(Stored data)
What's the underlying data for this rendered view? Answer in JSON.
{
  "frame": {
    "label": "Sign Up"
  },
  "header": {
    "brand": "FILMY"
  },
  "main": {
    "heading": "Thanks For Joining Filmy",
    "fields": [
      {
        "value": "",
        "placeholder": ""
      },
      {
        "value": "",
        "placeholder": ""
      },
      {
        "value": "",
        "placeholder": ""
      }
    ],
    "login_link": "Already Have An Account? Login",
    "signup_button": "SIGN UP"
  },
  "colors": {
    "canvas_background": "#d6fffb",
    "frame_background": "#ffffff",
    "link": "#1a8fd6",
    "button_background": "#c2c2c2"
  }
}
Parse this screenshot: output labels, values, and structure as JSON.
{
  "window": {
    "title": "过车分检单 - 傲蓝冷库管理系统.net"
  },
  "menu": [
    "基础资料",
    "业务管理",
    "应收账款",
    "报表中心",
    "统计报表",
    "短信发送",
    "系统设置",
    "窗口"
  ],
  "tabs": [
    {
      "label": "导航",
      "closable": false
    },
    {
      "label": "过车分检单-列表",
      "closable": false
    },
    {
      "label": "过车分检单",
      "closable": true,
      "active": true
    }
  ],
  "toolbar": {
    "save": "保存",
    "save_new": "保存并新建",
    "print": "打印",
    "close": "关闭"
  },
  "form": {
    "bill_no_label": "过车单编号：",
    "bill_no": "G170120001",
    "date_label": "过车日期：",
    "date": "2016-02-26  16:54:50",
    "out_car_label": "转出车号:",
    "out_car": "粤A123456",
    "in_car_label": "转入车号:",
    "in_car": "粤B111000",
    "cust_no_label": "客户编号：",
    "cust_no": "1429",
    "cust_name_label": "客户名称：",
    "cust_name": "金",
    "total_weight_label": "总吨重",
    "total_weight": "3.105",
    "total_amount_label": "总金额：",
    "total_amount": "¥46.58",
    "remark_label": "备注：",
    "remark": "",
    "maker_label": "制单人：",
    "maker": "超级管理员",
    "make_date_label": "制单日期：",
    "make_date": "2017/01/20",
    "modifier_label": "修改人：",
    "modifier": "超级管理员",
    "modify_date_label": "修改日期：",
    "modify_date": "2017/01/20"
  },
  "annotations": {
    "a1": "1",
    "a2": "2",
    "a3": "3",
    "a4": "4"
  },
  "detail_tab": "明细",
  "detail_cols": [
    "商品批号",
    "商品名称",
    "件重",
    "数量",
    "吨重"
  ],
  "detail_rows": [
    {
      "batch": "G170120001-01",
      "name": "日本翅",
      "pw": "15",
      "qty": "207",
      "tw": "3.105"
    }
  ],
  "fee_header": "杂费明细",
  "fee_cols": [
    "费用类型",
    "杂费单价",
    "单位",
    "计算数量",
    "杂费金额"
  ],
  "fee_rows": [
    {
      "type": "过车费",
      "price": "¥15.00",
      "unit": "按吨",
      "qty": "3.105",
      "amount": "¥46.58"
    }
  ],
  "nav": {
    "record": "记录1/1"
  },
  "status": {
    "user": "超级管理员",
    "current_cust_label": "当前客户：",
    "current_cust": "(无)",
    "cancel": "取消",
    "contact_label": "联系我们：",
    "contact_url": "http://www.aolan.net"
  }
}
---
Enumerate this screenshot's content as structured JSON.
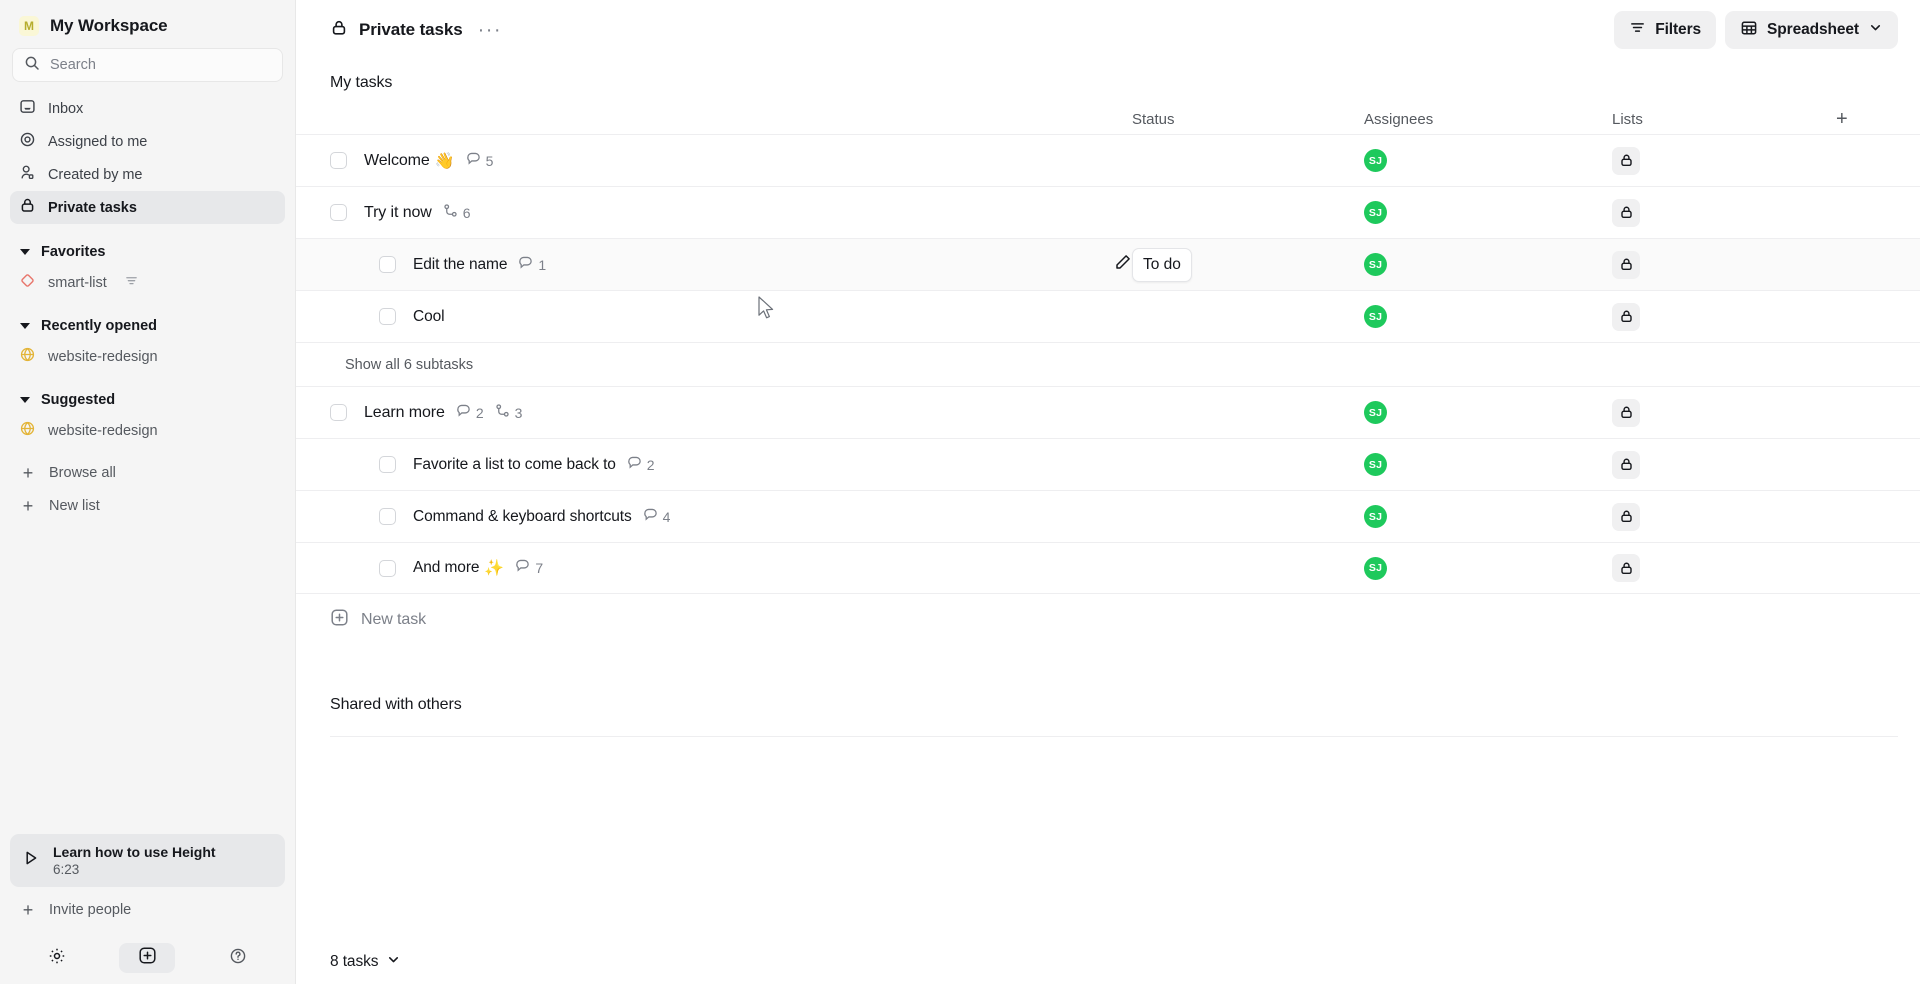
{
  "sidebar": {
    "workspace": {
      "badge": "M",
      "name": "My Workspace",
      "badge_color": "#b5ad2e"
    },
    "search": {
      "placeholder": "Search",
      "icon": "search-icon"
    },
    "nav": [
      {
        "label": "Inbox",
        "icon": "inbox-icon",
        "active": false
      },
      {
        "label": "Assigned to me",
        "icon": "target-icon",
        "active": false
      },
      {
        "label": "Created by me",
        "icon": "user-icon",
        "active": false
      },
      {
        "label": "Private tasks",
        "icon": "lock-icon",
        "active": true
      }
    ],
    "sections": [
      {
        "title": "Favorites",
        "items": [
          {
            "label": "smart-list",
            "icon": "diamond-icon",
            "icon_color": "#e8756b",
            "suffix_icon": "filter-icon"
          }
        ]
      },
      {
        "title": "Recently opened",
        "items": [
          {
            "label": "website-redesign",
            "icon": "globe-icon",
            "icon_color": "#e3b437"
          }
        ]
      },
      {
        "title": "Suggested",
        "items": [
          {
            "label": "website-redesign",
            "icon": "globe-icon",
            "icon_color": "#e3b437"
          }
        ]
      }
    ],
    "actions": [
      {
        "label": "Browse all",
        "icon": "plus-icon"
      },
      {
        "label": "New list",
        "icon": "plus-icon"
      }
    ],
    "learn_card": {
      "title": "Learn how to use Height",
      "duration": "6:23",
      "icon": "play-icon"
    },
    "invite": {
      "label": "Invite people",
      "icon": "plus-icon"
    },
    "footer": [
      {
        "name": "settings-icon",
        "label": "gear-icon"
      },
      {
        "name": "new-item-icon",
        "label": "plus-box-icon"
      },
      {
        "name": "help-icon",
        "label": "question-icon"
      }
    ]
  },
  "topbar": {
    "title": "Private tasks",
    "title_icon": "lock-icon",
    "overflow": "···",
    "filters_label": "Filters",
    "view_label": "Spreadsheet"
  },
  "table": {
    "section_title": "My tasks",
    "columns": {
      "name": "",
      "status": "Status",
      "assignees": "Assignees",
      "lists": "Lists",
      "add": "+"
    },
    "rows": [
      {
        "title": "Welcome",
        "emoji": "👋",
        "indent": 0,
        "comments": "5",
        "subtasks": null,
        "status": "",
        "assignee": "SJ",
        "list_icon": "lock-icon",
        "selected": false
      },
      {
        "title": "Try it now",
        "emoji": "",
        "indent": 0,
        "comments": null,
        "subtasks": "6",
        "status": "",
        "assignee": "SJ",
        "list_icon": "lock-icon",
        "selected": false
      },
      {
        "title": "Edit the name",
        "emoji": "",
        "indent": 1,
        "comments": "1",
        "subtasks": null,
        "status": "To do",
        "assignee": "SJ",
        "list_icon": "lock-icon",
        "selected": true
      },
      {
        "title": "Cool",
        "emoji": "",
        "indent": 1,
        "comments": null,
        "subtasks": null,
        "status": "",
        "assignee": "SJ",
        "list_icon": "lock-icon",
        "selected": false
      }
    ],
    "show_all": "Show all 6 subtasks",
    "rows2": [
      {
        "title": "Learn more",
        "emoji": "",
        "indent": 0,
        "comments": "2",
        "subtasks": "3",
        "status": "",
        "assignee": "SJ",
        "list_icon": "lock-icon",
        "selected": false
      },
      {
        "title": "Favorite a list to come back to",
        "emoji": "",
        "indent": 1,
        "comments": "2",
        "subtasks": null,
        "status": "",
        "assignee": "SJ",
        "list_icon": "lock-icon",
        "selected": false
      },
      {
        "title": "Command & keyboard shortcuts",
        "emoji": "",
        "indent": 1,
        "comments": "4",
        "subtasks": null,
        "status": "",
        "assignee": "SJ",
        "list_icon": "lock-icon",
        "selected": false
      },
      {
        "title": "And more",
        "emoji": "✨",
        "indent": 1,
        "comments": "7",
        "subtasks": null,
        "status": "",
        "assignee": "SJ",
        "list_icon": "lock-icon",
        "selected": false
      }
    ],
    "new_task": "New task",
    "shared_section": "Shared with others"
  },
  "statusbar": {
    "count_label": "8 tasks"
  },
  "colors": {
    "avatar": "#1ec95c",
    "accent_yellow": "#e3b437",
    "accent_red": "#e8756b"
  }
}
...
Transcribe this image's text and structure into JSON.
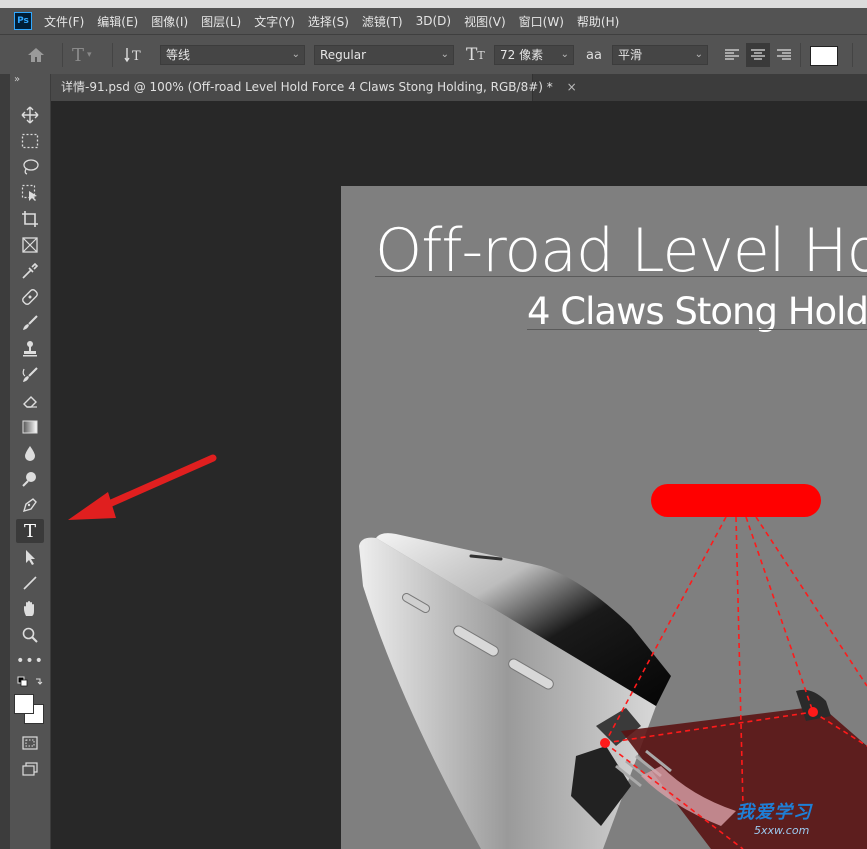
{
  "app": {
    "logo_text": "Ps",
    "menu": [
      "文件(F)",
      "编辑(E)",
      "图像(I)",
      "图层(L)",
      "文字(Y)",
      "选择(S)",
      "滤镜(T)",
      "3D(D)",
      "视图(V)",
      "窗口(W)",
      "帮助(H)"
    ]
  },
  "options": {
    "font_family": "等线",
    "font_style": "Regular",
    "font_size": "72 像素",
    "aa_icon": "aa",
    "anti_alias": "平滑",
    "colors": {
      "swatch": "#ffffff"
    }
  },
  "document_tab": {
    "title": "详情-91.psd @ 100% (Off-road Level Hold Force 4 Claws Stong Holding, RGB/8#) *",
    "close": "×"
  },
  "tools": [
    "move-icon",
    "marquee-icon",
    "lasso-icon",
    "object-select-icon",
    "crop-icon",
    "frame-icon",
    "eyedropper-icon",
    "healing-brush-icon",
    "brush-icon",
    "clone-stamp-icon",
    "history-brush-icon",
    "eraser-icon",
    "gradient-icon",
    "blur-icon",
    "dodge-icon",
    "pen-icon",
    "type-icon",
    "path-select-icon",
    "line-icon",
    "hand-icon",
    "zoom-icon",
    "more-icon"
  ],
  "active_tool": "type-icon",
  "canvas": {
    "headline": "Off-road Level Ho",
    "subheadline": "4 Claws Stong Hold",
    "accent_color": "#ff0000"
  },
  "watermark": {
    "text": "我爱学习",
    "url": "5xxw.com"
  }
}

» **Exercise objective**:
State the number of lines above that hold the string "Stong", with nothing added.

» **Exercise solution**:
2